DIRECTIONS FOR THIS TASK: All of the records below must be output exactly, with no pictures carried over.

EXCERPTED DATA:
--- Begin ---

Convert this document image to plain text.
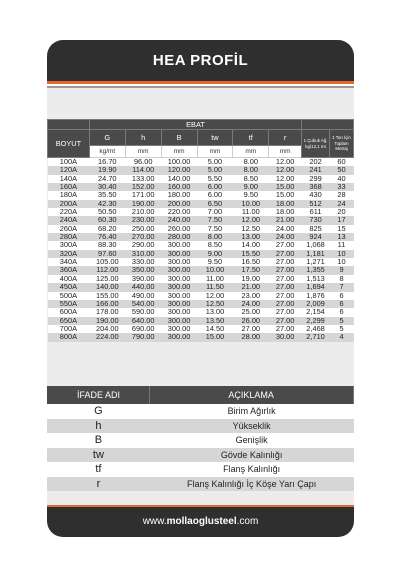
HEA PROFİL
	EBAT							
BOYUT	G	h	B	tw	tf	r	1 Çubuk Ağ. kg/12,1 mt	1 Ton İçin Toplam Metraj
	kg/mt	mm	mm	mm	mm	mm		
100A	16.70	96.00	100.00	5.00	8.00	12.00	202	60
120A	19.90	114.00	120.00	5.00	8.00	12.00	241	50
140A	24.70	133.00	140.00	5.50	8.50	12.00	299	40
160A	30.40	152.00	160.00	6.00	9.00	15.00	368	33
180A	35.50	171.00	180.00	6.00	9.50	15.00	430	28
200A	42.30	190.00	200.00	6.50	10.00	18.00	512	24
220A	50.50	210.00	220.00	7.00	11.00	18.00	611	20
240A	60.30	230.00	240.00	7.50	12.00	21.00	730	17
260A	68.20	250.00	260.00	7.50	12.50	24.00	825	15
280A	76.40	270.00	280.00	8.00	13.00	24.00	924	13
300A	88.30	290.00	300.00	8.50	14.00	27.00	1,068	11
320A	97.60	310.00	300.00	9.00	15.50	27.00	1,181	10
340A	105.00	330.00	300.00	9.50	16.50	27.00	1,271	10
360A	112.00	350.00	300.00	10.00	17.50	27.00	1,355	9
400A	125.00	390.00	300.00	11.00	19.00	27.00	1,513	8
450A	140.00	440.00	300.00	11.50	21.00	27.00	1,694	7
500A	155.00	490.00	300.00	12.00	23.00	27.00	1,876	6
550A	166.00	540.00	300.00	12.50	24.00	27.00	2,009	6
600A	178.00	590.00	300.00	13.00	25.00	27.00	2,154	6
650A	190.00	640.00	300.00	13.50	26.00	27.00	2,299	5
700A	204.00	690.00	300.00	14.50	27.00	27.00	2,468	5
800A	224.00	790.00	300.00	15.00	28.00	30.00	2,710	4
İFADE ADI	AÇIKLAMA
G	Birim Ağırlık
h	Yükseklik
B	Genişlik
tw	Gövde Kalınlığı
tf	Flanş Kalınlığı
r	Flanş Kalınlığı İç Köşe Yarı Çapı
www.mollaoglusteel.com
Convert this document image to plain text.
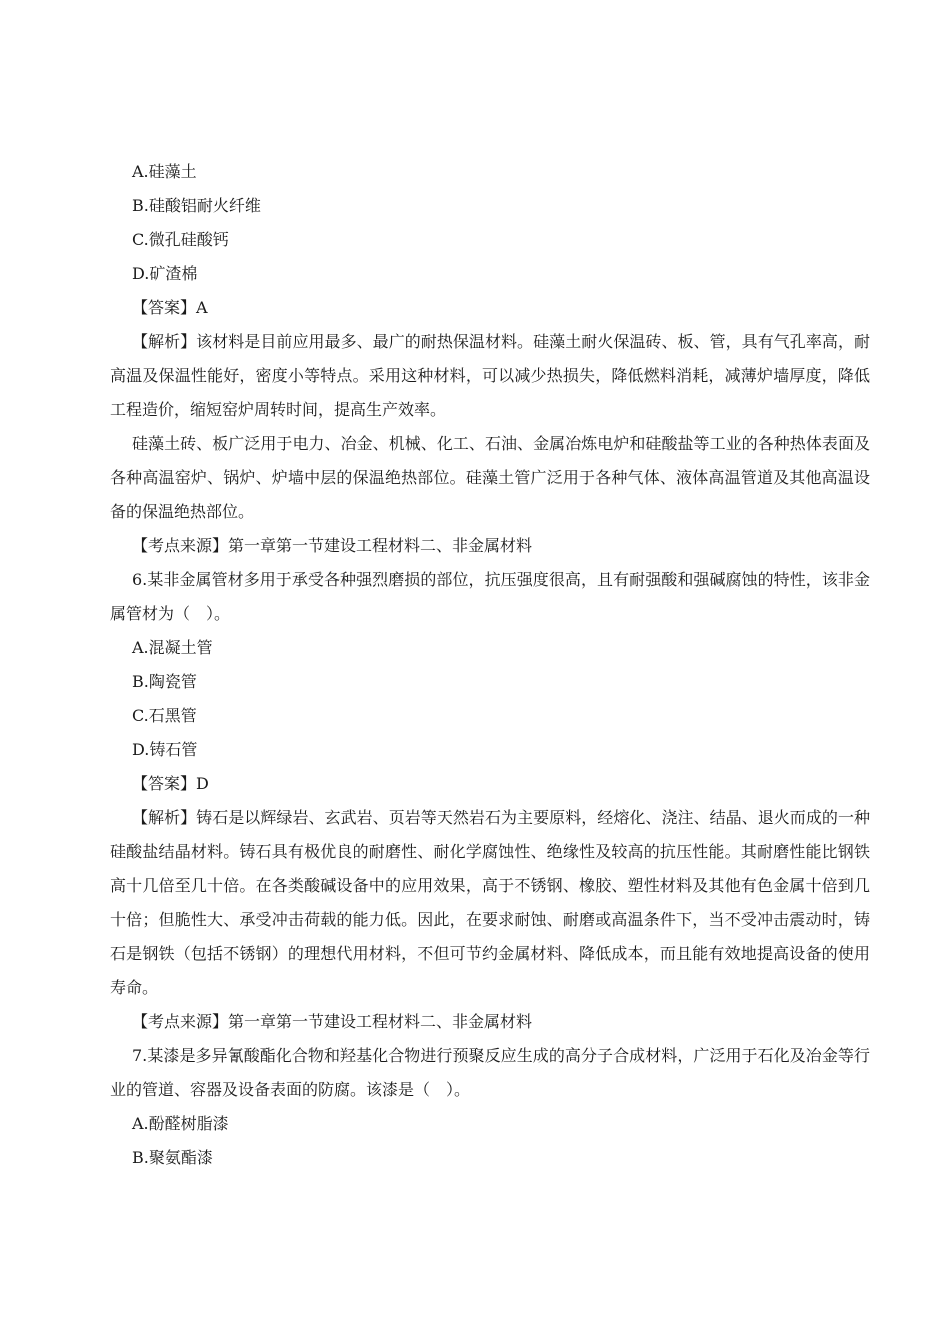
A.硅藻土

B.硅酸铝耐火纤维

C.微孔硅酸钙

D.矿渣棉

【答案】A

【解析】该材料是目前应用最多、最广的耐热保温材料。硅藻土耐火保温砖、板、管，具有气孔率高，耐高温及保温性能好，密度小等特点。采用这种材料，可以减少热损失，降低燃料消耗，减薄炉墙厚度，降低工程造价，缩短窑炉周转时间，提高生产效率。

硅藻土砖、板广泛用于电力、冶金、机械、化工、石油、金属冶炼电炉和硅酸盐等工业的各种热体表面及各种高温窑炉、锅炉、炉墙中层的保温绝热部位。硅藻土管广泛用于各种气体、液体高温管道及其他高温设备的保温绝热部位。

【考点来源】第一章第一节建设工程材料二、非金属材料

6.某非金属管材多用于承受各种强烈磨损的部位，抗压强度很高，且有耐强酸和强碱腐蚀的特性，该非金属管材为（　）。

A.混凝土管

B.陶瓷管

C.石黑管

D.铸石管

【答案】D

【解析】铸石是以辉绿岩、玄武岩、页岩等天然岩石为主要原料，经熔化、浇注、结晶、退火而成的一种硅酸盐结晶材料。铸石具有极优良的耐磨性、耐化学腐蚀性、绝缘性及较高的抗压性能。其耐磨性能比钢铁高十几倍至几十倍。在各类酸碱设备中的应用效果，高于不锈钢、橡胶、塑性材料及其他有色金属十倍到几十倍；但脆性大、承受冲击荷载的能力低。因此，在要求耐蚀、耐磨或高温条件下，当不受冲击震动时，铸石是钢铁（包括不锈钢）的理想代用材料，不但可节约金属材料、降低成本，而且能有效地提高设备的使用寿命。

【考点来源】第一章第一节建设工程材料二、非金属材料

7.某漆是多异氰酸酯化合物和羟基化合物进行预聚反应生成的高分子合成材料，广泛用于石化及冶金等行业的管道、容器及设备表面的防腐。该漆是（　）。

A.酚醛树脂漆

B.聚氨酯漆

--- End ---

FINISHED ANSWER:
Convert this document image to plain text.
HEA PROFİL
	EBAT							
BOYUT	G	h	B	tw	tf	r	1 Çubuk Ağ. kg/12,1 mt	1 Ton İçin Toplam Metraj
	kg/mt	mm	mm	mm	mm	mm		
100A	16.70	96.00	100.00	5.00	8.00	12.00	202	60
120A	19.90	114.00	120.00	5.00	8.00	12.00	241	50
140A	24.70	133.00	140.00	5.50	8.50	12.00	299	40
160A	30.40	152.00	160.00	6.00	9.00	15.00	368	33
180A	35.50	171.00	180.00	6.00	9.50	15.00	430	28
200A	42.30	190.00	200.00	6.50	10.00	18.00	512	24
220A	50.50	210.00	220.00	7.00	11.00	18.00	611	20
240A	60.30	230.00	240.00	7.50	12.00	21.00	730	17
260A	68.20	250.00	260.00	7.50	12.50	24.00	825	15
280A	76.40	270.00	280.00	8.00	13.00	24.00	924	13
300A	88.30	290.00	300.00	8.50	14.00	27.00	1,068	11
320A	97.60	310.00	300.00	9.00	15.50	27.00	1,181	10
340A	105.00	330.00	300.00	9.50	16.50	27.00	1,271	10
360A	112.00	350.00	300.00	10.00	17.50	27.00	1,355	9
400A	125.00	390.00	300.00	11.00	19.00	27.00	1,513	8
450A	140.00	440.00	300.00	11.50	21.00	27.00	1,694	7
500A	155.00	490.00	300.00	12.00	23.00	27.00	1,876	6
550A	166.00	540.00	300.00	12.50	24.00	27.00	2,009	6
600A	178.00	590.00	300.00	13.00	25.00	27.00	2,154	6
650A	190.00	640.00	300.00	13.50	26.00	27.00	2,299	5
700A	204.00	690.00	300.00	14.50	27.00	27.00	2,468	5
800A	224.00	790.00	300.00	15.00	28.00	30.00	2,710	4
İFADE ADI	AÇIKLAMA
G	Birim Ağırlık
h	Yükseklik
B	Genişlik
tw	Gövde Kalınlığı
tf	Flanş Kalınlığı
r	Flanş Kalınlığı İç Köşe Yarı Çapı
www.mollaoglusteel.com
Convert this document image to plain text.
A.硅藻土

B.硅酸铝耐火纤维

C.微孔硅酸钙

D.矿渣棉

【答案】A

【解析】该材料是目前应用最多、最广的耐热保温材料。硅藻土耐火保温砖、板、管，具有气孔率高，耐高温及保温性能好，密度小等特点。采用这种材料，可以减少热损失，降低燃料消耗，减薄炉墙厚度，降低工程造价，缩短窑炉周转时间，提高生产效率。

硅藻土砖、板广泛用于电力、冶金、机械、化工、石油、金属冶炼电炉和硅酸盐等工业的各种热体表面及各种高温窑炉、锅炉、炉墙中层的保温绝热部位。硅藻土管广泛用于各种气体、液体高温管道及其他高温设备的保温绝热部位。

【考点来源】第一章第一节建设工程材料二、非金属材料

6.某非金属管材多用于承受各种强烈磨损的部位，抗压强度很高，且有耐强酸和强碱腐蚀的特性，该非金属管材为（　）。

A.混凝土管

B.陶瓷管

C.石黑管

D.铸石管

【答案】D

【解析】铸石是以辉绿岩、玄武岩、页岩等天然岩石为主要原料，经熔化、浇注、结晶、退火而成的一种硅酸盐结晶材料。铸石具有极优良的耐磨性、耐化学腐蚀性、绝缘性及较高的抗压性能。其耐磨性能比钢铁高十几倍至几十倍。在各类酸碱设备中的应用效果，高于不锈钢、橡胶、塑性材料及其他有色金属十倍到几十倍；但脆性大、承受冲击荷载的能力低。因此，在要求耐蚀、耐磨或高温条件下，当不受冲击震动时，铸石是钢铁（包括不锈钢）的理想代用材料，不但可节约金属材料、降低成本，而且能有效地提高设备的使用寿命。

【考点来源】第一章第一节建设工程材料二、非金属材料

7.某漆是多异氰酸酯化合物和羟基化合物进行预聚反应生成的高分子合成材料，广泛用于石化及冶金等行业的管道、容器及设备表面的防腐。该漆是（　）。

A.酚醛树脂漆

B.聚氨酯漆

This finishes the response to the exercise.